>> Start
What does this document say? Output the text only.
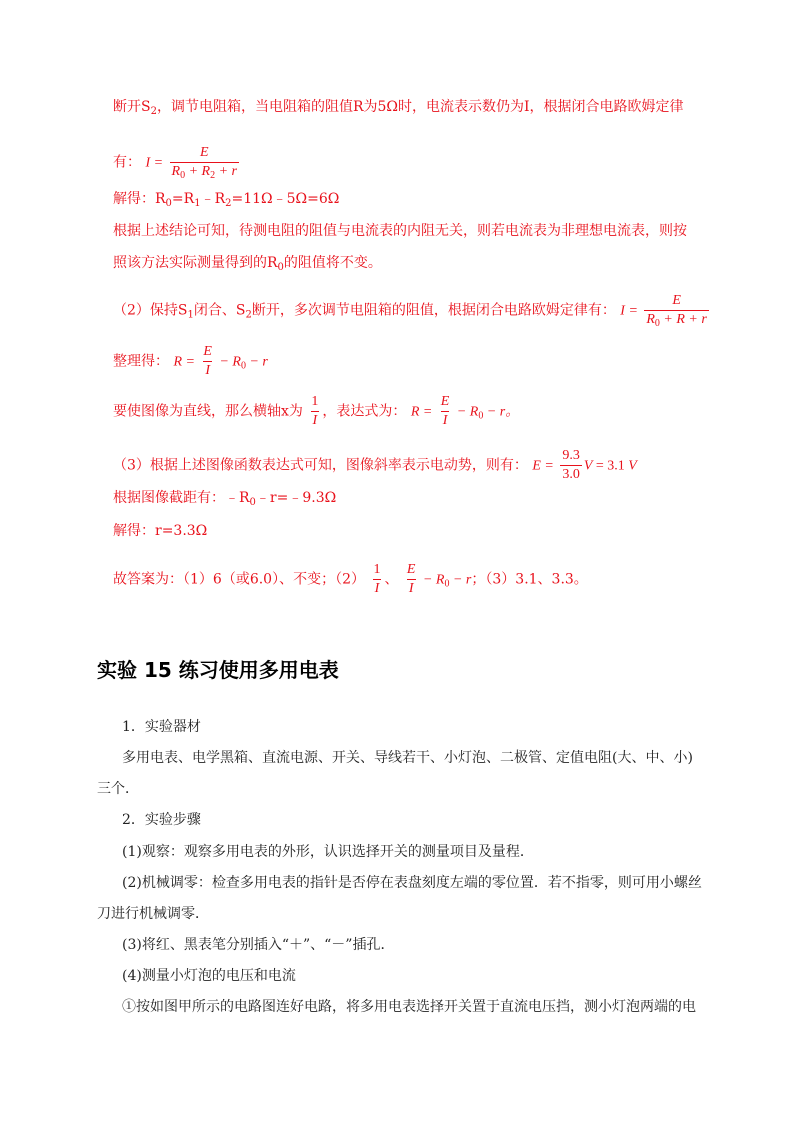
断开$S_2$，调节电阻箱，当电阻箱的阻值R为5Ω时，电流表示数仍为I，根据闭合电路欧姆定律
有： $I = \frac{E}{R_0 + R_2 + r}$
解得：$R_0=R_1﹣R_2=11\Omega﹣5\Omega=6\Omega$
根据上述结论可知，待测电阻的阻值与电流表的内阻无关，则若电流表为非理想电流表，则按
照该方法实际测量得到的$R_0$的阻值将不变。
（2）保持$S_1$闭合、$S_2$断开，多次调节电阻箱的阻值，根据闭合电路欧姆定律有： $I = \frac{E}{R_0 + R + r}$
整理得： $R = \frac{E}{I} - R_0 - r$
要使图像为直线，那么横轴x为 $\frac{1}{I}$ ，表达式为： $R = \frac{E}{I} - R_0 - r$。
（3）根据上述图像函数表达式可知，图像斜率表示电动势，则有： $E = \frac{9.3}{3.0}$ V = 3.1 V
根据图像截距有：$﹣R_0﹣r=﹣9.3\Omega$
解得：r=3.3Ω
故答案为：（1）6（或6.0）、不变；$(2) \frac{1}{I}$ 、 $\frac{E}{I} - R_0 - r$；（3）3.1、3.3。
实验 15 练习使用多用电表
1．实验器材
多用电表、电学黑箱、直流电源、开关、导线若干、小灯泡、二极管、定值电阻(大、中、小)
三个．
2．实验步骤
(1)观察：观察多用电表的外形，认识选择开关的测量项目及量程．
(2)机械调零：检查多用电表的指针是否停在表盘刻度左端的零位置．若不指零，则可用小螺丝
刀进行机械调零．
(3)将红、黑表笔分别插入“＋”、“－”插孔．
(4)测量小灯泡的电压和电流
①按如图甲所示的电路图连好电路，将多用电表选择开关置于直流电压挡，测小灯泡两端的电
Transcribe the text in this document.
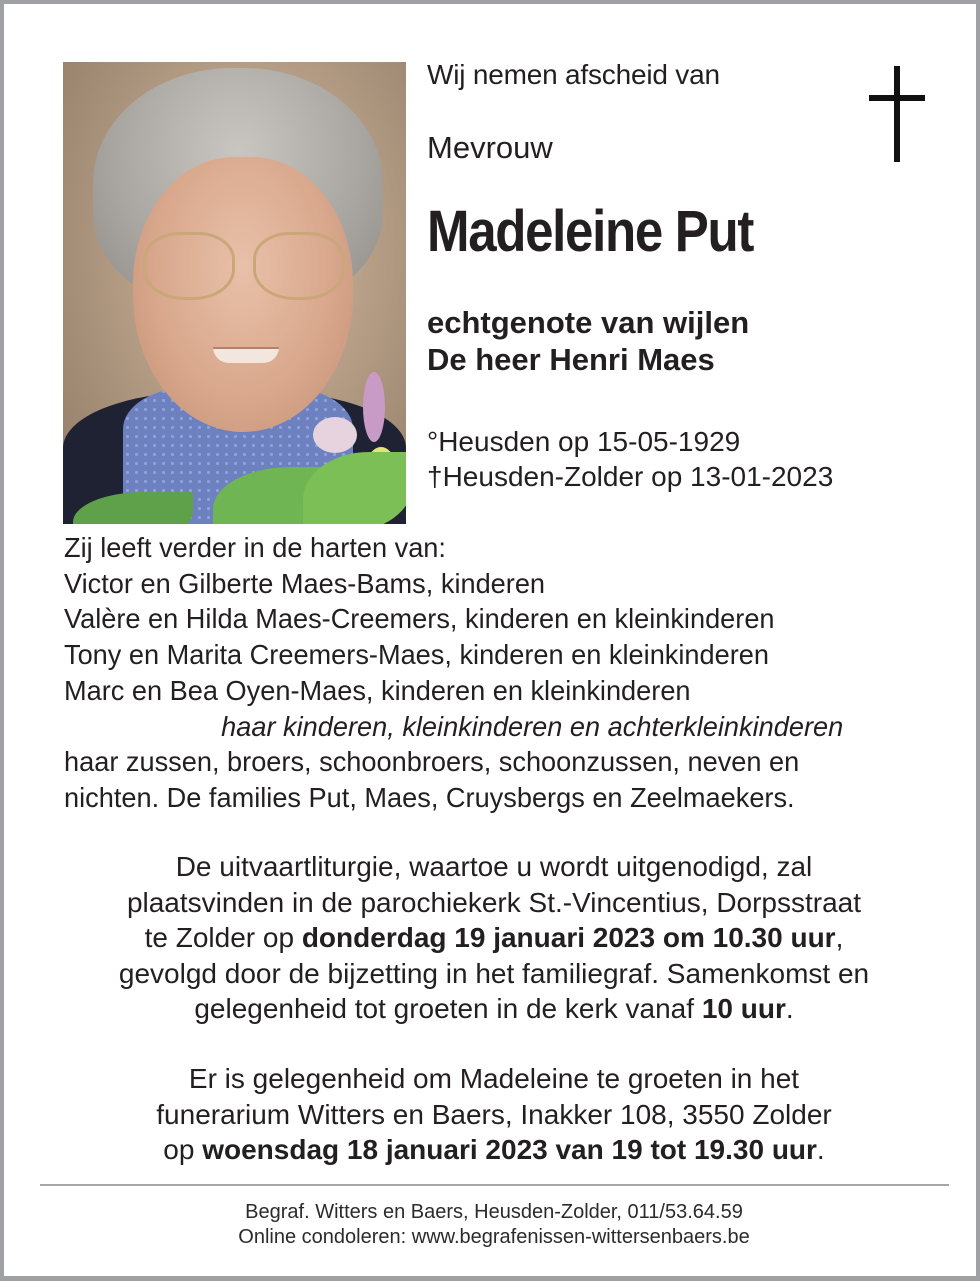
Wij nemen afscheid van
Mevrouw
Madeleine Put
echtgenote van wijlen
De heer Henri Maes
°Heusden op 15-05-1929
†Heusden-Zolder op 13-01-2023
Zij leeft verder in de harten van:
Victor en Gilberte Maes-Bams, kinderen
Valère en Hilda Maes-Creemers, kinderen en kleinkinderen
Tony en Marita Creemers-Maes, kinderen en kleinkinderen
Marc en Bea Oyen-Maes, kinderen en kleinkinderen
haar kinderen, kleinkinderen en achterkleinkinderen
haar zussen, broers, schoonbroers, schoonzussen, neven en
nichten. De families Put, Maes, Cruysbergs en Zeelmaekers.
De uitvaartliturgie, waartoe u wordt uitgenodigd, zal
plaatsvinden in de parochiekerk St.-Vincentius, Dorpsstraat
te Zolder op donderdag 19 januari 2023 om 10.30 uur,
gevolgd door de bijzetting in het familiegraf. Samenkomst en
gelegenheid tot groeten in de kerk vanaf 10 uur.
Er is gelegenheid om Madeleine te groeten in het
funerarium Witters en Baers, Inakker 108, 3550 Zolder
op woensdag 18 januari 2023 van 19 tot 19.30 uur.
Begraf. Witters en Baers, Heusden-Zolder, 011/53.64.59
Online condoleren: www.begrafenissen-wittersenbaers.be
>> End
The data should be printed again unchanged; leave its pictures out.

ANSWER FOR THIS EXERCISE |
What does this document say? Output the text only.
断开$S_2$，调节电阻箱，当电阻箱的阻值R为5Ω时，电流表示数仍为I，根据闭合电路欧姆定律
有： $I = \frac{E}{R_0 + R_2 + r}$
解得：$R_0=R_1﹣R_2=11\Omega﹣5\Omega=6\Omega$
根据上述结论可知，待测电阻的阻值与电流表的内阻无关，则若电流表为非理想电流表，则按
照该方法实际测量得到的$R_0$的阻值将不变。
（2）保持$S_1$闭合、$S_2$断开，多次调节电阻箱的阻值，根据闭合电路欧姆定律有： $I = \frac{E}{R_0 + R + r}$
整理得： $R = \frac{E}{I} - R_0 - r$
要使图像为直线，那么横轴x为 $\frac{1}{I}$ ，表达式为： $R = \frac{E}{I} - R_0 - r$。
（3）根据上述图像函数表达式可知，图像斜率表示电动势，则有： $E = \frac{9.3}{3.0}$ V = 3.1 V
根据图像截距有：$﹣R_0﹣r=﹣9.3\Omega$
解得：r=3.3Ω
故答案为：（1）6（或6.0）、不变；$(2) \frac{1}{I}$ 、 $\frac{E}{I} - R_0 - r$；（3）3.1、3.3。
实验 15 练习使用多用电表
1．实验器材
多用电表、电学黑箱、直流电源、开关、导线若干、小灯泡、二极管、定值电阻(大、中、小)
三个．
2．实验步骤
(1)观察：观察多用电表的外形，认识选择开关的测量项目及量程．
(2)机械调零：检查多用电表的指针是否停在表盘刻度左端的零位置．若不指零，则可用小螺丝
刀进行机械调零．
(3)将红、黑表笔分别插入“＋”、“－”插孔．
(4)测量小灯泡的电压和电流
①按如图甲所示的电路图连好电路，将多用电表选择开关置于直流电压挡，测小灯泡两端的电
Transcribe the text in this document.
Wij nemen afscheid van
Mevrouw
Madeleine Put
echtgenote van wijlen
De heer Henri Maes
°Heusden op 15-05-1929
†Heusden-Zolder op 13-01-2023
Zij leeft verder in de harten van:
Victor en Gilberte Maes-Bams, kinderen
Valère en Hilda Maes-Creemers, kinderen en kleinkinderen
Tony en Marita Creemers-Maes, kinderen en kleinkinderen
Marc en Bea Oyen-Maes, kinderen en kleinkinderen
haar kinderen, kleinkinderen en achterkleinkinderen
haar zussen, broers, schoonbroers, schoonzussen, neven en
nichten. De families Put, Maes, Cruysbergs en Zeelmaekers.
De uitvaartliturgie, waartoe u wordt uitgenodigd, zal
plaatsvinden in de parochiekerk St.-Vincentius, Dorpsstraat
te Zolder op donderdag 19 januari 2023 om 10.30 uur,
gevolgd door de bijzetting in het familiegraf. Samenkomst en
gelegenheid tot groeten in de kerk vanaf 10 uur.
Er is gelegenheid om Madeleine te groeten in het
funerarium Witters en Baers, Inakker 108, 3550 Zolder
op woensdag 18 januari 2023 van 19 tot 19.30 uur.
Begraf. Witters en Baers, Heusden-Zolder, 011/53.64.59
Online condoleren: www.begrafenissen-wittersenbaers.be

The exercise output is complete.